— START OF RECORD EXCERPTS —
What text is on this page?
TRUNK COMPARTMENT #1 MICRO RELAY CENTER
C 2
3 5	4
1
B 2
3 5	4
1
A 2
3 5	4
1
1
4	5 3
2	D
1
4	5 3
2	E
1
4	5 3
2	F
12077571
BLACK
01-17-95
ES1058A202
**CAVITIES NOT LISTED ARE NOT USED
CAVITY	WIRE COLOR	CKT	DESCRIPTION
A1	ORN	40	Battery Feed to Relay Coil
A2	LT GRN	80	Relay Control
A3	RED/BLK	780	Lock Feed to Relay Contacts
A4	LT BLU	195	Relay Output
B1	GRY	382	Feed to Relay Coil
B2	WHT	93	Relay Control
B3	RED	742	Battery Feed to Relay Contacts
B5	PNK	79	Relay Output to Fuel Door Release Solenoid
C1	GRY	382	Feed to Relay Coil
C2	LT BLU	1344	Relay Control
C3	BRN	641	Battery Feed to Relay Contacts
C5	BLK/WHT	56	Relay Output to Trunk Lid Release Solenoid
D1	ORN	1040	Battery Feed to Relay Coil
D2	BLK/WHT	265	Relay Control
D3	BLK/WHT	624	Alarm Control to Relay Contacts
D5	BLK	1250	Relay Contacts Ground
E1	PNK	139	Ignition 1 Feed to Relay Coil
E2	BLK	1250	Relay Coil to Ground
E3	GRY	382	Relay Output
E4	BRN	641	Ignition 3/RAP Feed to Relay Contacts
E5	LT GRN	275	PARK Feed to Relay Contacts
— END OF RECORD EXCERPTS —
### WHAT THE TASK ASKS
Find each line holding the word "Release" and copy it.

### FINISHED EXERCISE
B5	PNK	79	Relay Output to Fuel Door Release Solenoid
C5	BLK/WHT	56	Relay Output to Trunk Lid Release Solenoid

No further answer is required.